* _Exercise directions_
Pictures in the records should not be copied, but every other part must be repeated exactly.

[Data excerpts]
******************************
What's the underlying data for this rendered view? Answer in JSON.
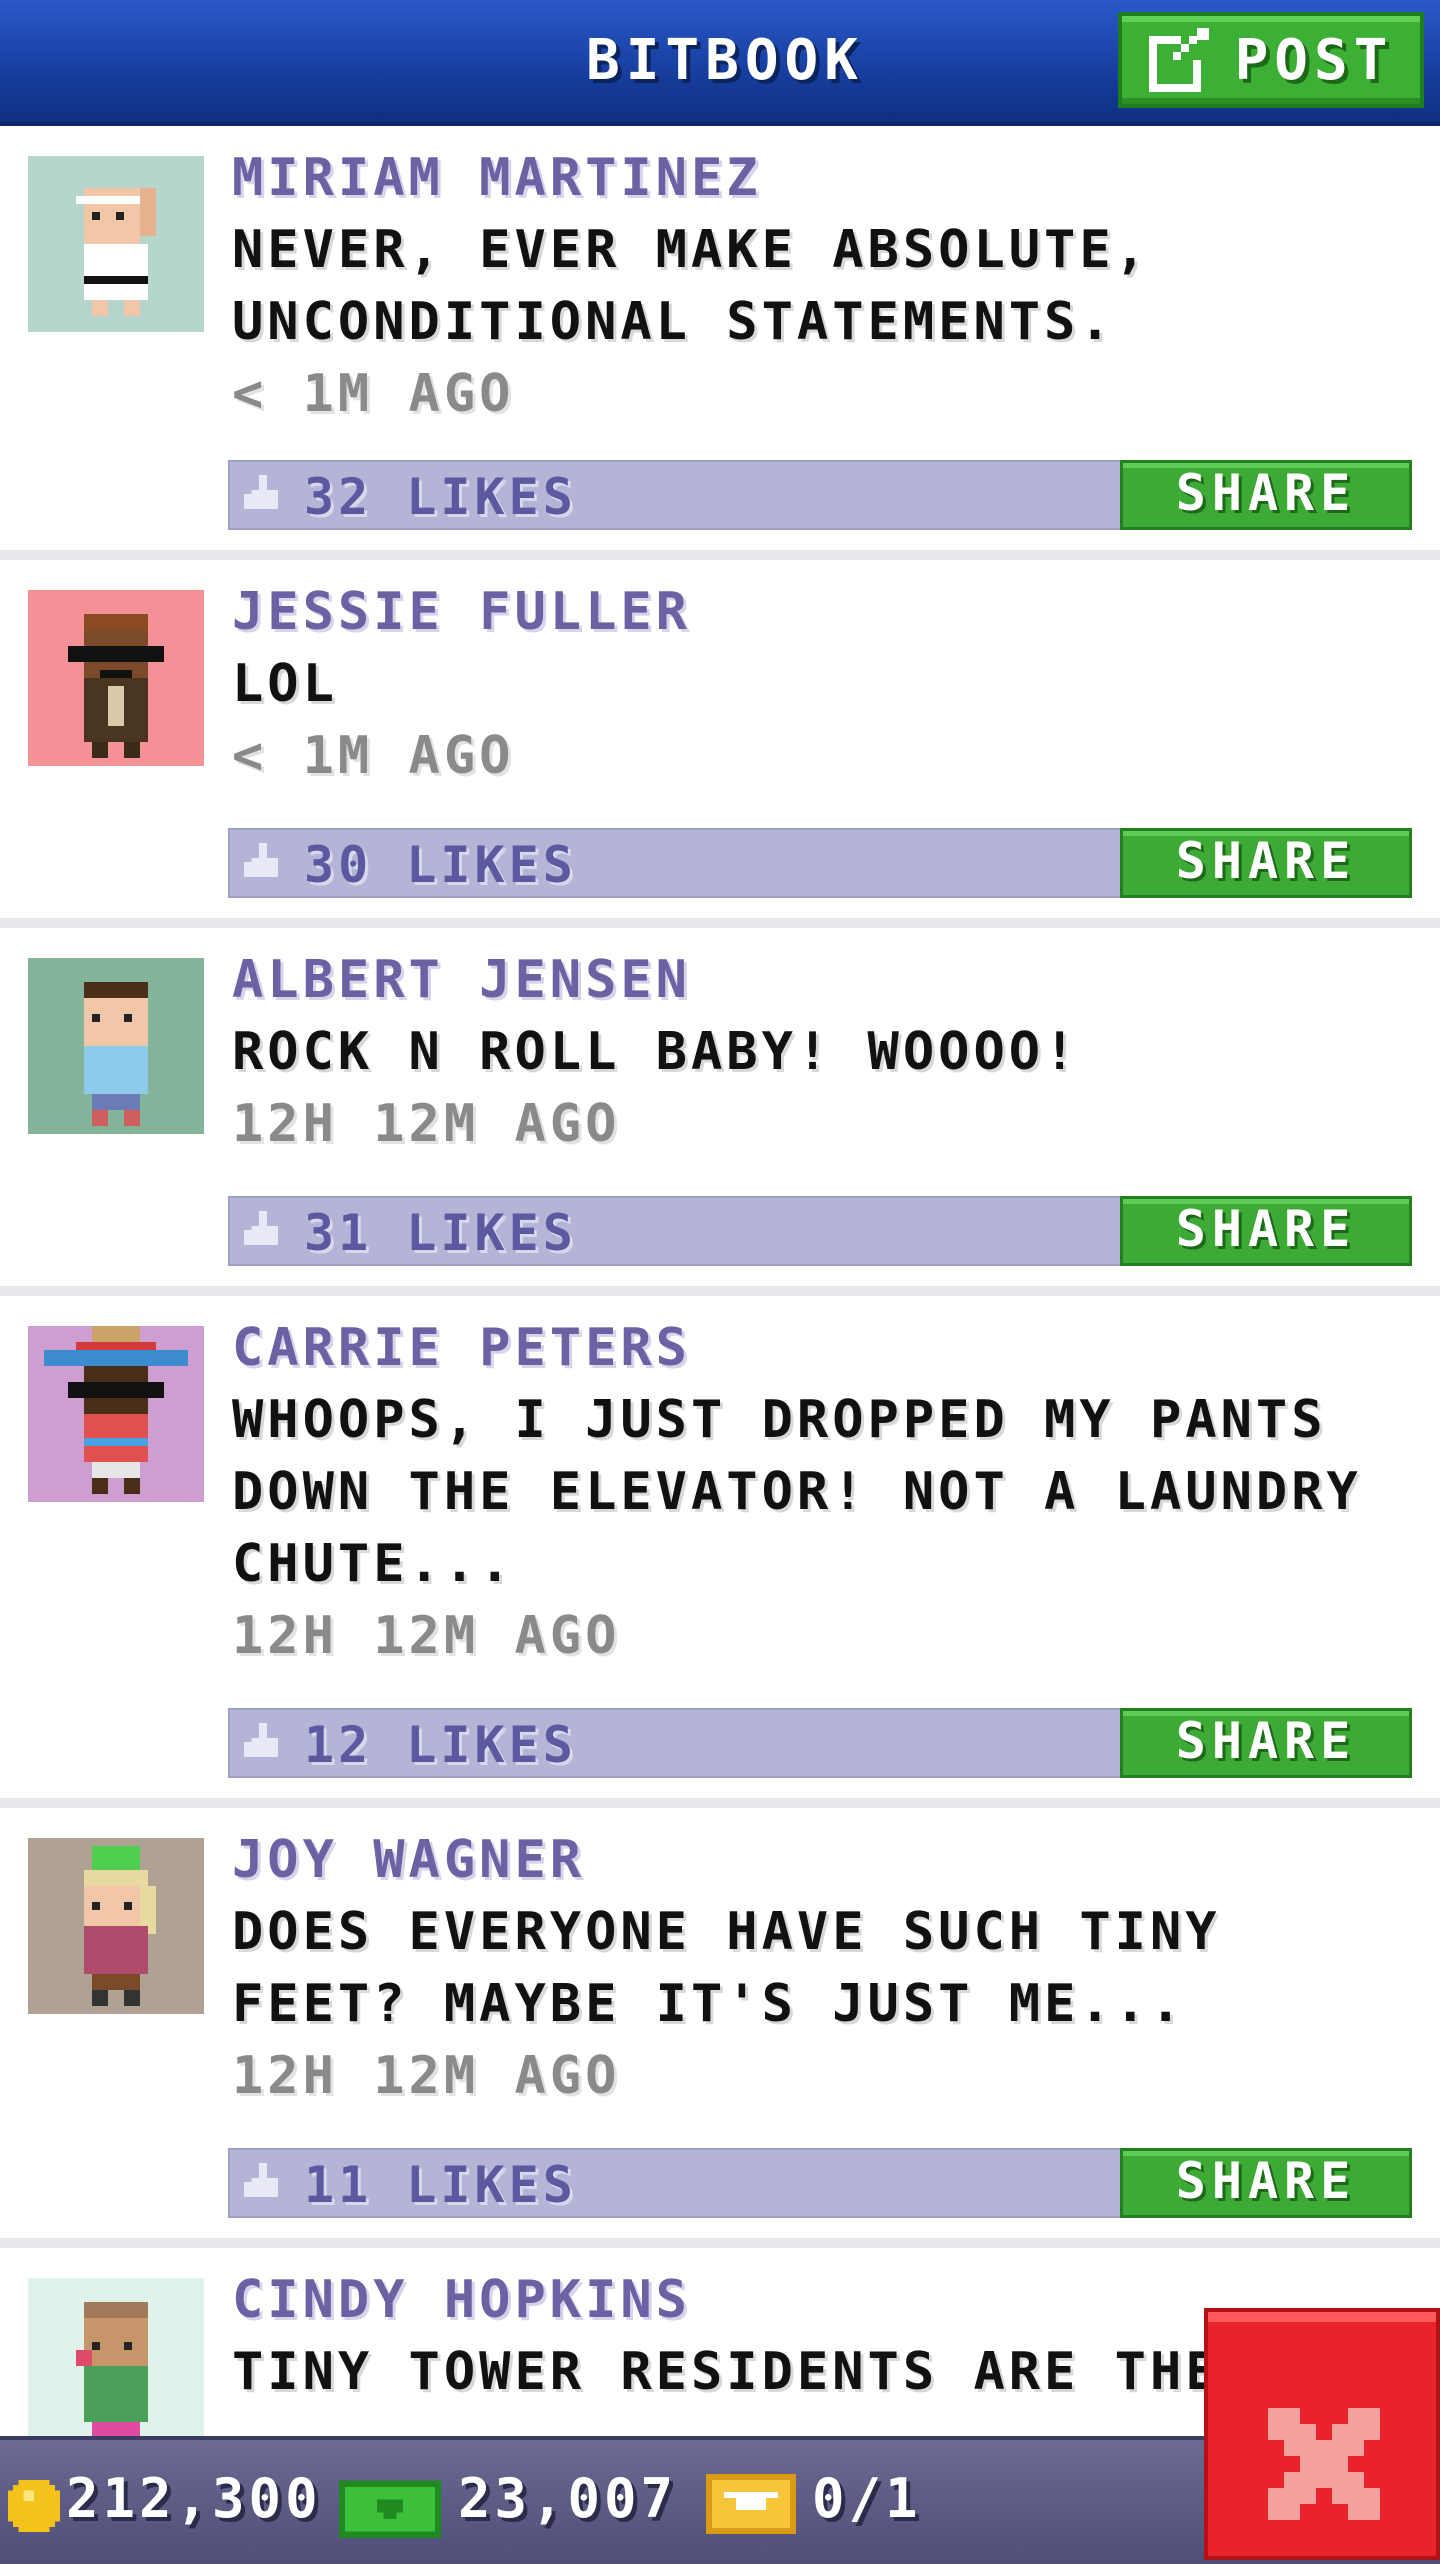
{
  "header": {
    "title": "BITBOOK",
    "post_label": "POST"
  },
  "posts": [
    {
      "author": "MIRIAM MARTINEZ",
      "message": "NEVER, EVER MAKE ABSOLUTE, UNCONDITIONAL STATEMENTS.",
      "time": "< 1M AGO",
      "likes": "32 LIKES",
      "share": "SHARE",
      "avatar_bg": "#b6d5cd"
    },
    {
      "author": "JESSIE FULLER",
      "message": "LOL",
      "time": "< 1M AGO",
      "likes": "30 LIKES",
      "share": "SHARE",
      "avatar_bg": "#f39196"
    },
    {
      "author": "ALBERT JENSEN",
      "message": "ROCK N ROLL BABY! WOOOO!",
      "time": "12H 12M AGO",
      "likes": "31 LIKES",
      "share": "SHARE",
      "avatar_bg": "#84b49a"
    },
    {
      "author": "CARRIE PETERS",
      "message": "WHOOPS, I JUST DROPPED MY PANTS DOWN THE ELEVATOR! NOT A LAUNDRY CHUTE...",
      "time": "12H 12M AGO",
      "likes": "12 LIKES",
      "share": "SHARE",
      "avatar_bg": "#cf9ed0"
    },
    {
      "author": "JOY WAGNER",
      "message": "DOES EVERYONE HAVE SUCH TINY FEET? MAYBE IT'S JUST ME...",
      "time": "12H 12M AGO",
      "likes": "11 LIKES",
      "share": "SHARE",
      "avatar_bg": "#b0a293"
    },
    {
      "author": "CINDY HOPKINS",
      "message": "TINY TOWER RESIDENTS ARE THE",
      "avatar_bg": "#dff3ea"
    }
  ],
  "bottom": {
    "coins": "212,300",
    "bux": "23,007",
    "tickets": "0/1"
  },
  "colors": {
    "header": "#1f4bb6",
    "accent_green": "#3cb034",
    "likes_bar": "#b4b4d6",
    "close_red": "#e8232a"
  }
}
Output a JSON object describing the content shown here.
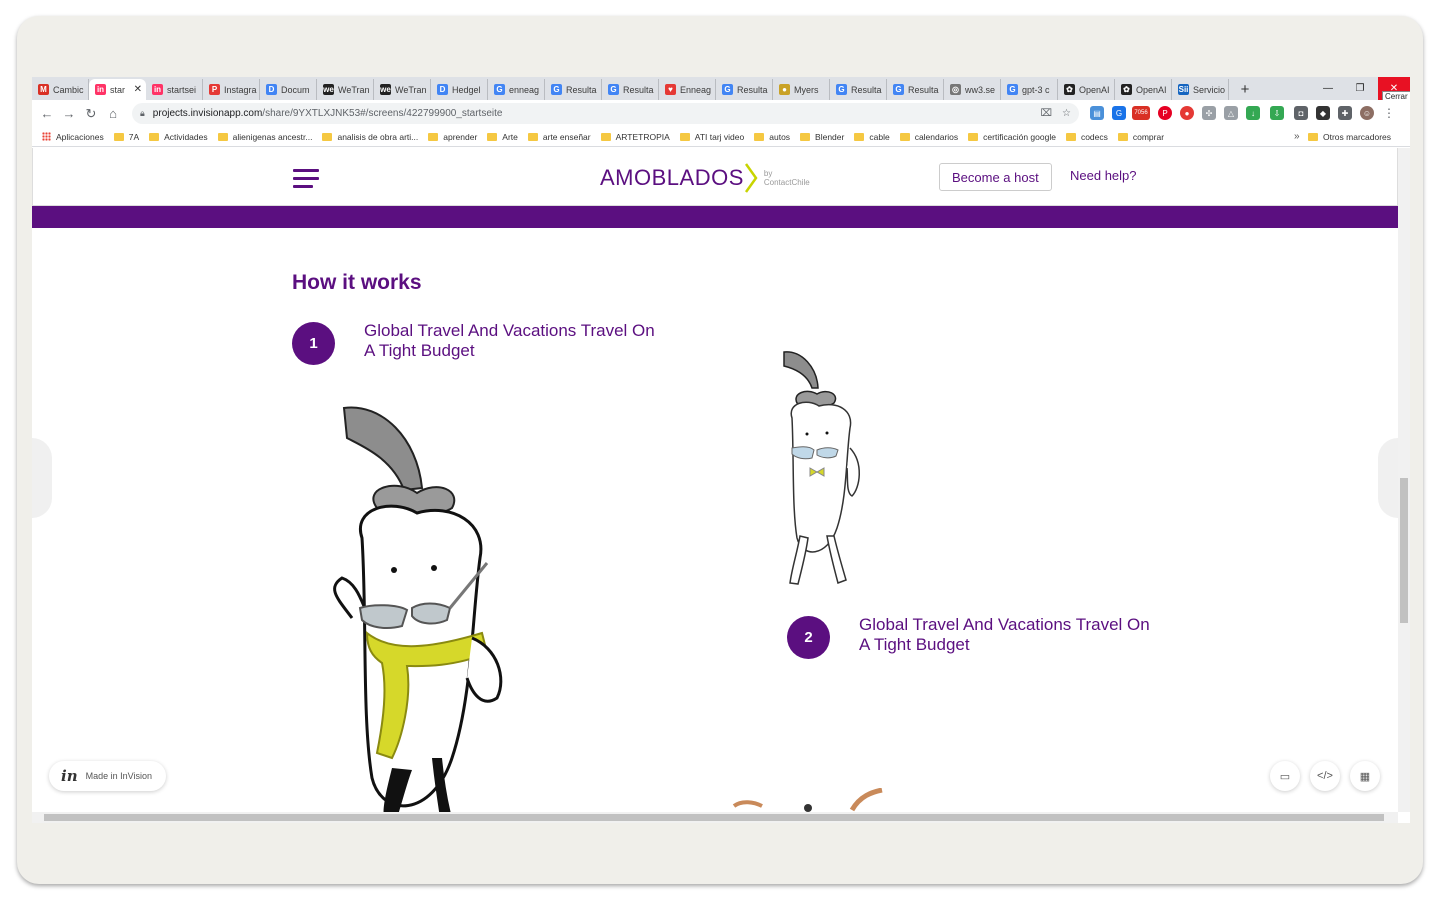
******************************
* _The answer_
What's the underlying data for this rendered view? Answer in JSON.
{
  "header": {
    "title": "BITBOOK",
    "post_label": "POST"
  },
  "posts": [
    {
      "author": "MIRIAM MARTINEZ",
      "message": "NEVER, EVER MAKE ABSOLUTE, UNCONDITIONAL STATEMENTS.",
      "time": "< 1M AGO",
      "likes": "32 LIKES",
      "share": "SHARE",
      "avatar_bg": "#b6d5cd"
    },
    {
      "author": "JESSIE FULLER",
      "message": "LOL",
      "time": "< 1M AGO",
      "likes": "30 LIKES",
      "share": "SHARE",
      "avatar_bg": "#f39196"
    },
    {
      "author": "ALBERT JENSEN",
      "message": "ROCK N ROLL BABY! WOOOO!",
      "time": "12H 12M AGO",
      "likes": "31 LIKES",
      "share": "SHARE",
      "avatar_bg": "#84b49a"
    },
    {
      "author": "CARRIE PETERS",
      "message": "WHOOPS, I JUST DROPPED MY PANTS DOWN THE ELEVATOR! NOT A LAUNDRY CHUTE...",
      "time": "12H 12M AGO",
      "likes": "12 LIKES",
      "share": "SHARE",
      "avatar_bg": "#cf9ed0"
    },
    {
      "author": "JOY WAGNER",
      "message": "DOES EVERYONE HAVE SUCH TINY FEET? MAYBE IT'S JUST ME...",
      "time": "12H 12M AGO",
      "likes": "11 LIKES",
      "share": "SHARE",
      "avatar_bg": "#b0a293"
    },
    {
      "author": "CINDY HOPKINS",
      "message": "TINY TOWER RESIDENTS ARE THE",
      "avatar_bg": "#dff3ea"
    }
  ],
  "bottom": {
    "coins": "212,300",
    "bux": "23,007",
    "tickets": "0/1"
  },
  "colors": {
    "header": "#1f4bb6",
    "accent_green": "#3cb034",
    "likes_bar": "#b4b4d6",
    "close_red": "#e8232a"
  }
}
Output a JSON object describing the content shown here.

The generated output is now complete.